▶ _Directions_: Repeat the lines of the material below word for word, starting at the line that contains "table-row-l3: 成本节约率 — [578, 1313, 736, 1346]" and stopping after the line that contains "funds-other-value — [736, 678, 885, 718]".

───── Stored rows ─────

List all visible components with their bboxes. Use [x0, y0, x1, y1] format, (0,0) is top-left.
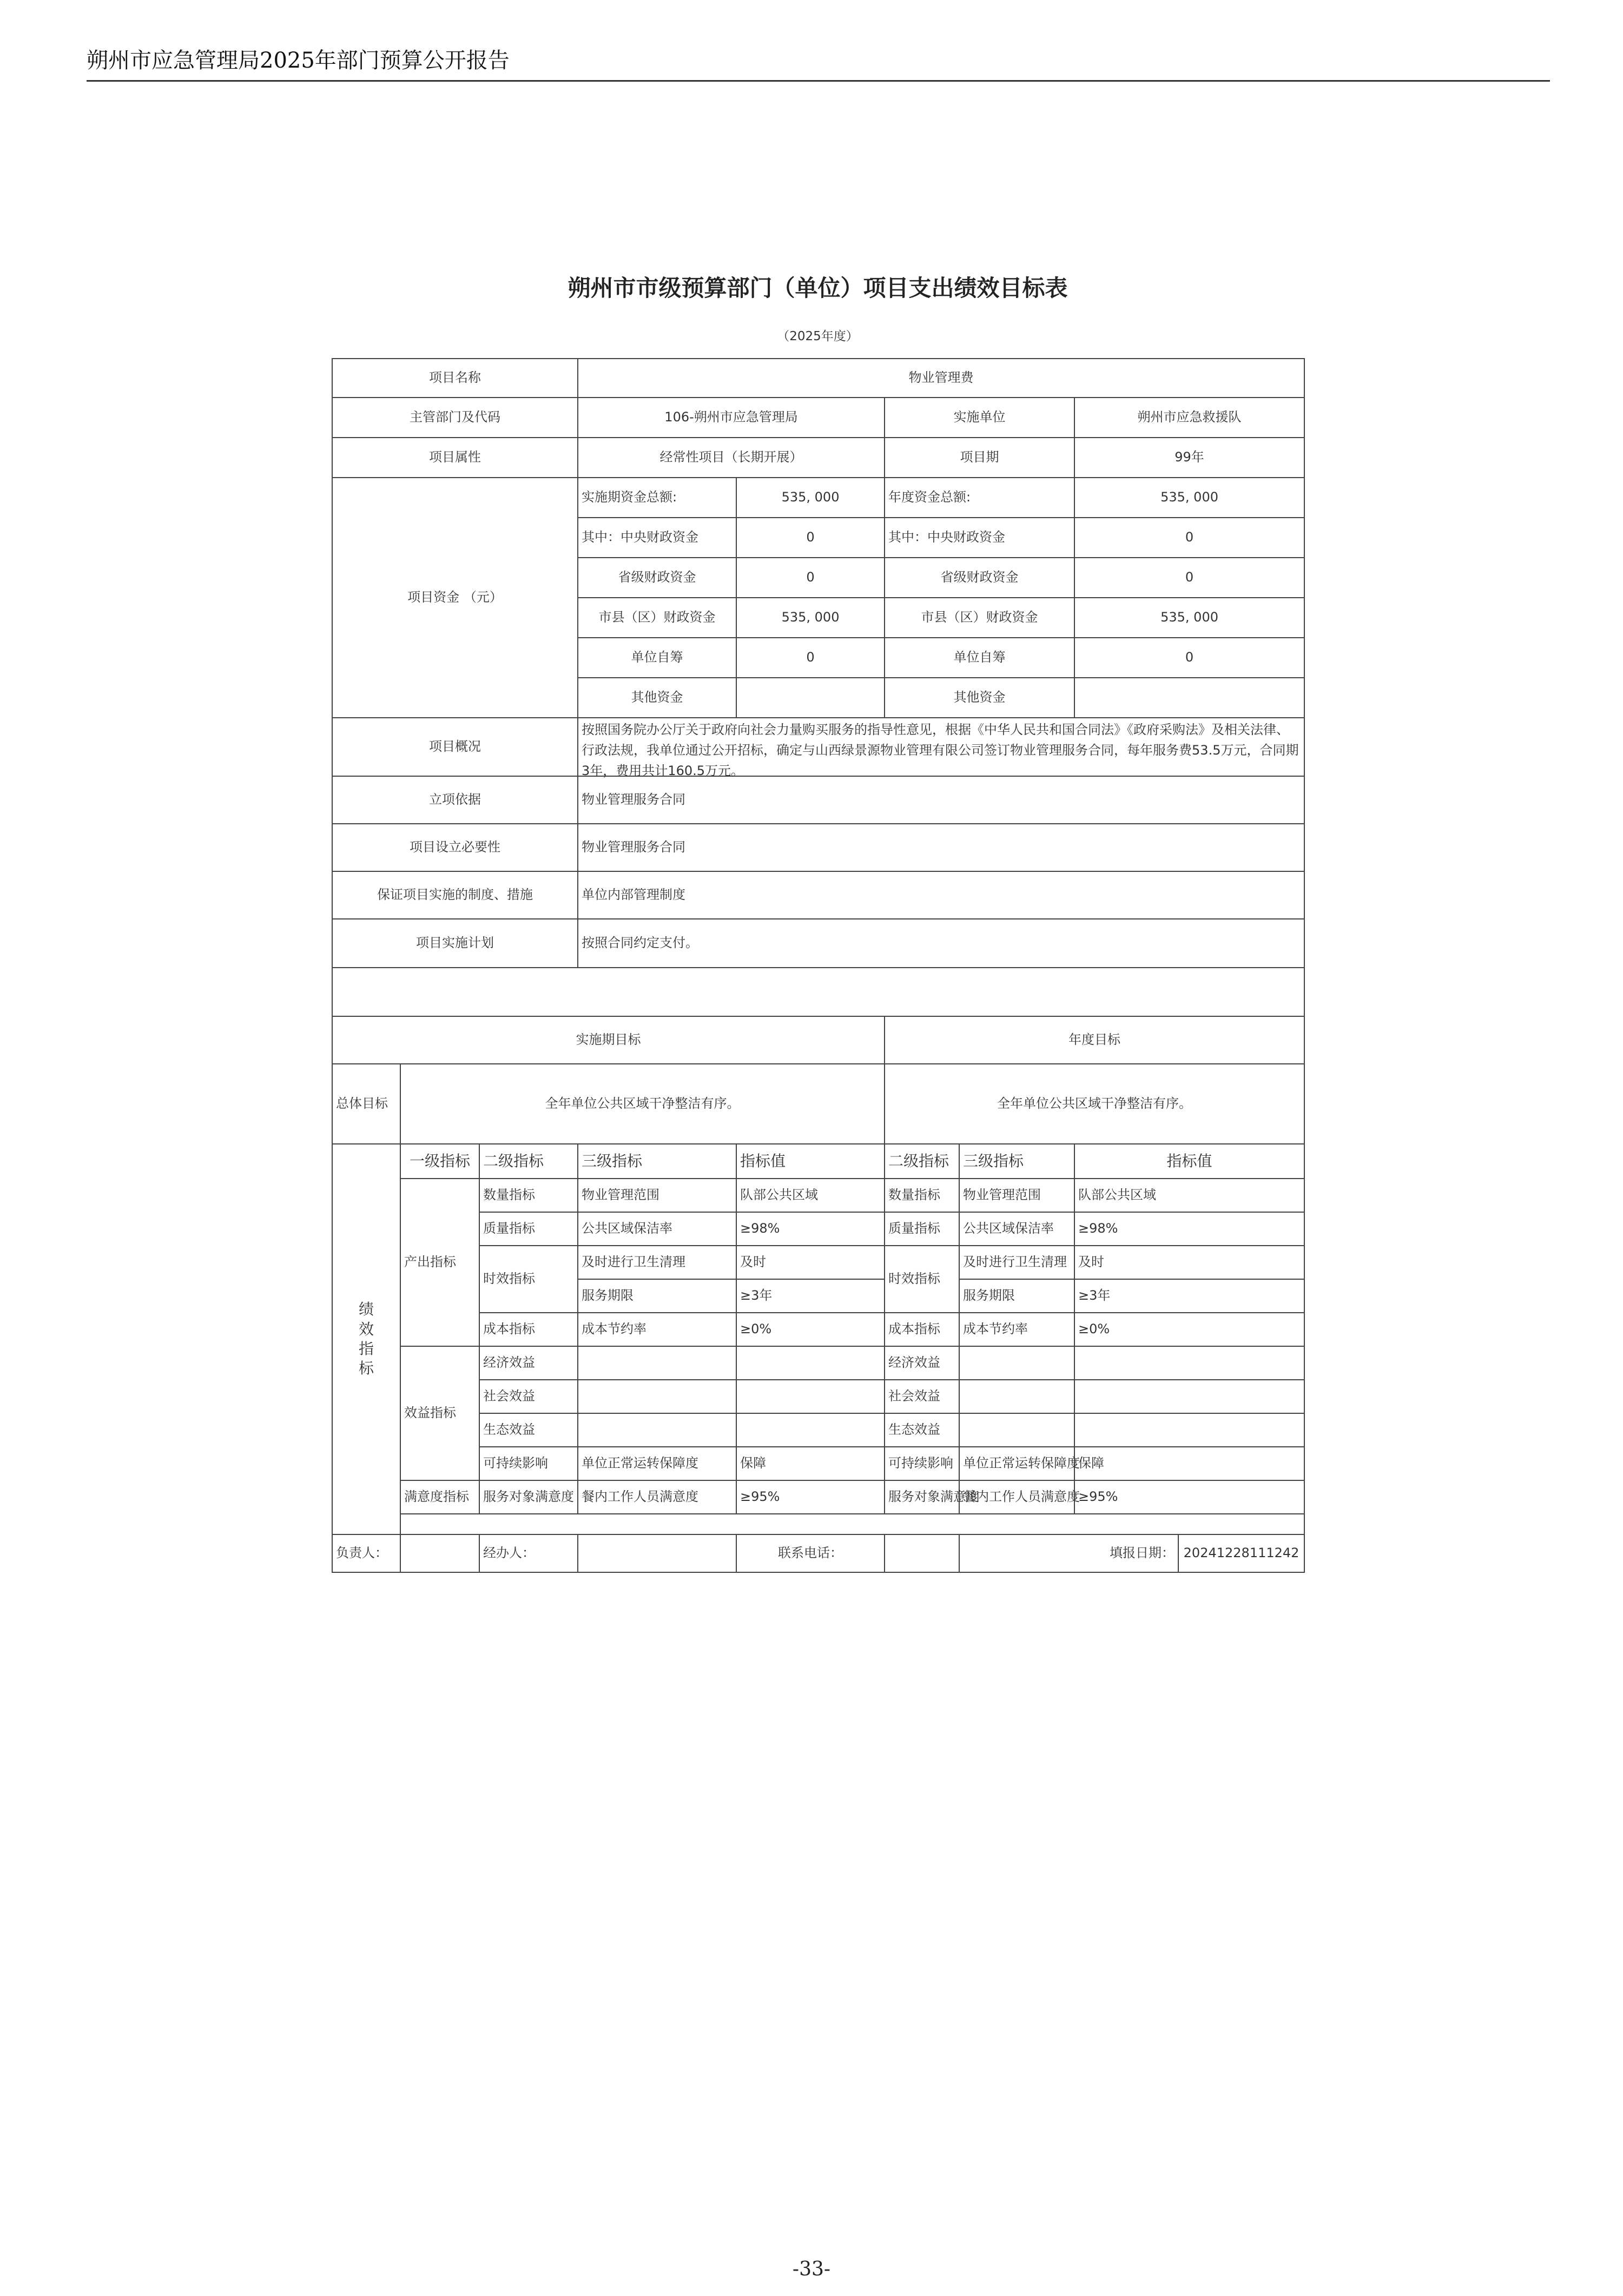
table-row-l3: 成本节约率 — [578, 1313, 736, 1346]
table-row-l2-annual: 生态效益 — [885, 1413, 959, 1447]
table-row-value-annual: 队部公共区域 — [1074, 1179, 1304, 1212]
table-row-l2: 质量指标 — [479, 1212, 578, 1246]
funds-provincial-label-annual: 省级财政资金 — [885, 558, 1074, 598]
header-level3-annual: 三级指标 — [959, 1144, 1074, 1179]
funds-other-value — [736, 678, 885, 718]
table-row-value-annual: ≥3年 — [1074, 1279, 1304, 1313]
table-row-l2-annual: 经济效益 — [885, 1346, 959, 1380]
table-row-value — [736, 1413, 885, 1447]
necessity-text: 物业管理服务合同 — [578, 824, 1304, 871]
project-name-label: 项目名称 — [332, 359, 578, 398]
funds-city-value-annual: 535, 000 — [1074, 598, 1304, 638]
header-value: 指标值 — [736, 1144, 885, 1179]
table-row-value-annual: 及时 — [1074, 1246, 1304, 1279]
funds-city-label-annual: 市县（区）财政资金 — [885, 598, 1074, 638]
funds-self-label-annual: 单位自筹 — [885, 638, 1074, 678]
header-level3: 三级指标 — [578, 1144, 736, 1179]
measures-label: 保证项目实施的制度、措施 — [332, 871, 578, 919]
funds-city-label: 市县（区）财政资金 — [578, 598, 736, 638]
blank-indicator-row — [400, 1514, 1304, 1534]
phone-label: 联系电话： — [736, 1534, 885, 1572]
table-row-l2: 时效指标 — [479, 1246, 578, 1313]
funds-provincial-value-annual: 0 — [1074, 558, 1304, 598]
benefit-indicator-label: 效益指标 — [400, 1346, 479, 1480]
table-row-l3-annual: 单位正常运转保障度 — [959, 1447, 1074, 1480]
overall-target-label: 总体目标 — [332, 1064, 400, 1144]
table-row-value: ≥98% — [736, 1212, 885, 1246]
impl-target-label: 实施期目标 — [332, 1016, 885, 1064]
funds-central-label-annual: 其中：中央财政资金 — [885, 518, 1074, 558]
table-row-l2: 成本指标 — [479, 1313, 578, 1346]
table-row-l3 — [578, 1413, 736, 1447]
funds-self-value: 0 — [736, 638, 885, 678]
table-row-l2: 经济效益 — [479, 1346, 578, 1380]
funds-central-value-annual: 0 — [1074, 518, 1304, 558]
annual-overall-target: 全年单位公共区域干净整洁有序。 — [885, 1064, 1304, 1144]
table-row-value-annual: ≥0% — [1074, 1313, 1304, 1346]
document-year: （2025年度） — [777, 329, 859, 343]
funds-total-label: 实施期资金总额: — [578, 478, 736, 518]
table-row-l2-annual: 社会效益 — [885, 1380, 959, 1413]
satisfaction-indicator-label: 满意度指标 — [400, 1480, 479, 1514]
funds-annual-value: 535, 000 — [1074, 478, 1304, 518]
fill-date-label: 填报日期： — [959, 1534, 1178, 1572]
dept-value: 106-朔州市应急管理局 — [578, 398, 885, 438]
impl-unit-value: 朔州市应急救援队 — [1074, 398, 1304, 438]
table-row-l3-annual: 服务期限 — [959, 1279, 1074, 1313]
table-row-l3: 服务期限 — [578, 1279, 736, 1313]
handler-value — [578, 1534, 736, 1572]
funds-central-label: 其中：中央财政资金 — [578, 518, 736, 558]
table-row-l3: 公共区域保洁率 — [578, 1212, 736, 1246]
fill-date-value: 20241228111242 — [1178, 1534, 1304, 1572]
table-row-l2-annual: 时效指标 — [885, 1246, 959, 1313]
table-row-l3-annual: 及时进行卫生清理 — [959, 1246, 1074, 1279]
overview-label: 项目概况 — [332, 718, 578, 776]
header-level2-annual: 二级指标 — [885, 1144, 959, 1179]
funds-other-label-annual: 其他资金 — [885, 678, 1074, 718]
performance-target-table — [332, 358, 1305, 1573]
running-header: 朔州市应急管理局2025年部门预算公开报告 — [87, 48, 510, 73]
table-row-l3-annual — [959, 1380, 1074, 1413]
table-row-value-annual — [1074, 1380, 1304, 1413]
table-row-l2-annual: 数量指标 — [885, 1179, 959, 1212]
indicators-side-label: 绩 效 指 标 — [332, 1144, 400, 1534]
table-row-l3-annual — [959, 1346, 1074, 1380]
table-row-l2: 可持续影响 — [479, 1447, 578, 1480]
responsible-value — [400, 1534, 479, 1572]
responsible-label: 负责人： — [332, 1534, 400, 1572]
table-row-l2: 数量指标 — [479, 1179, 578, 1212]
table-row-l3 — [578, 1346, 736, 1380]
table-row-l2: 服务对象满意度 — [479, 1480, 578, 1514]
table-row-value-annual: 保障 — [1074, 1447, 1304, 1480]
basis-text: 物业管理服务合同 — [578, 776, 1304, 824]
table-row-l2: 社会效益 — [479, 1380, 578, 1413]
table-row-value-annual — [1074, 1346, 1304, 1380]
phone-value — [885, 1534, 959, 1572]
table-row-l2-annual: 成本指标 — [885, 1313, 959, 1346]
table-row-l3-annual: 物业管理范围 — [959, 1179, 1074, 1212]
funds-provincial-label: 省级财政资金 — [578, 558, 736, 598]
plan-label: 项目实施计划 — [332, 919, 578, 968]
overview-text: 按照国务院办公厅关于政府向社会力量购买服务的指导性意见，根据《中华人民共和国合同法》《政府采购法》及相关法律、行政法规，我单位通过公开招标，确定与山西绿景源物业管理有限公司签订物业管理服务合同，每年服务费53.5万元，合同期3年，费用共计160.5万元。 — [582, 722, 1299, 778]
annual-target-label: 年度目标 — [885, 1016, 1304, 1064]
page-number: -33- — [792, 2258, 831, 2280]
impl-unit-label: 实施单位 — [885, 398, 1074, 438]
document-title: 朔州市市级预算部门（单位）项目支出绩效目标表 — [568, 275, 1068, 301]
table-row-value: 保障 — [736, 1447, 885, 1480]
header-value-annual: 指标值 — [1074, 1144, 1304, 1179]
funds-other-label: 其他资金 — [578, 678, 736, 718]
table-row-value: ≥3年 — [736, 1279, 885, 1313]
table-row-l3: 餐内工作人员满意度 — [578, 1480, 736, 1514]
table-row-l3-annual: 成本节约率 — [959, 1313, 1074, 1346]
output-indicator-label: 产出指标 — [400, 1179, 479, 1346]
funds-self-value-annual: 0 — [1074, 638, 1304, 678]
measures-text: 单位内部管理制度 — [578, 871, 1304, 919]
table-row-l3: 单位正常运转保障度 — [578, 1447, 736, 1480]
table-row-value — [736, 1380, 885, 1413]
plan-text: 按照合同约定支付。 — [578, 919, 1304, 968]
handler-label: 经办人： — [479, 1534, 578, 1572]
basis-label: 立项依据 — [332, 776, 578, 824]
project-funds-label: 项目资金 （元） — [332, 478, 578, 718]
table-row-value-annual: ≥98% — [1074, 1212, 1304, 1246]
header-rule — [87, 80, 1550, 82]
necessity-label: 项目设立必要性 — [332, 824, 578, 871]
header-level1: 一级指标 — [400, 1144, 479, 1179]
table-row-l3-annual: 餐内工作人员满意度 — [959, 1480, 1074, 1514]
table-row-value: 队部公共区域 — [736, 1179, 885, 1212]
table-row-l2: 生态效益 — [479, 1413, 578, 1447]
table-row-value: ≥0% — [736, 1313, 885, 1346]
table-row-l2-annual: 质量指标 — [885, 1212, 959, 1246]
funds-self-label: 单位自筹 — [578, 638, 736, 678]
funds-central-value: 0 — [736, 518, 885, 558]
project-attr-value: 经常性项目（长期开展） — [578, 438, 885, 478]
project-attr-label: 项目属性 — [332, 438, 578, 478]
project-name-value: 物业管理费 — [578, 359, 1304, 398]
funds-provincial-value: 0 — [736, 558, 885, 598]
overview-text-cell — [578, 718, 1304, 776]
table-row-l3: 及时进行卫生清理 — [578, 1246, 736, 1279]
impl-overall-target: 全年单位公共区域干净整洁有序。 — [400, 1064, 885, 1144]
funds-city-value: 535, 000 — [736, 598, 885, 638]
table-row-value-annual — [1074, 1413, 1304, 1447]
table-row-value: 及时 — [736, 1246, 885, 1279]
table-row-l3-annual — [959, 1413, 1074, 1447]
table-row-l2-annual: 服务对象满意度 — [885, 1480, 959, 1514]
header-level2: 二级指标 — [479, 1144, 578, 1179]
dept-label: 主管部门及代码 — [332, 398, 578, 438]
table-row-l3: 物业管理范围 — [578, 1179, 736, 1212]
table-row-l3 — [578, 1380, 736, 1413]
table-row-value-annual: ≥95% — [1074, 1480, 1304, 1514]
funds-total-value: 535, 000 — [736, 478, 885, 518]
table-row-value: ≥95% — [736, 1480, 885, 1514]
table-row-value — [736, 1346, 885, 1380]
funds-other-value-annual — [1074, 678, 1304, 718]
table-row-l3-annual: 公共区域保洁率 — [959, 1212, 1074, 1246]
project-period-value: 99年 — [1074, 438, 1304, 478]
project-period-label: 项目期 — [885, 438, 1074, 478]
blank-separator-row — [332, 968, 1304, 1016]
table-row-l2-annual: 可持续影响 — [885, 1447, 959, 1480]
funds-annual-label: 年度资金总额: — [885, 478, 1074, 518]
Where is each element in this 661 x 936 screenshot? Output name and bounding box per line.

─────

▶ _Problem solution_:
table-row-l3: 成本节约率 — [578, 1313, 736, 1346]
table-row-l2-annual: 生态效益 — [885, 1413, 959, 1447]
table-row-value-annual: 队部公共区域 — [1074, 1179, 1304, 1212]
table-row-l2: 质量指标 — [479, 1212, 578, 1246]
funds-provincial-label-annual: 省级财政资金 — [885, 558, 1074, 598]
header-level3-annual: 三级指标 — [959, 1144, 1074, 1179]
funds-other-value — [736, 678, 885, 718]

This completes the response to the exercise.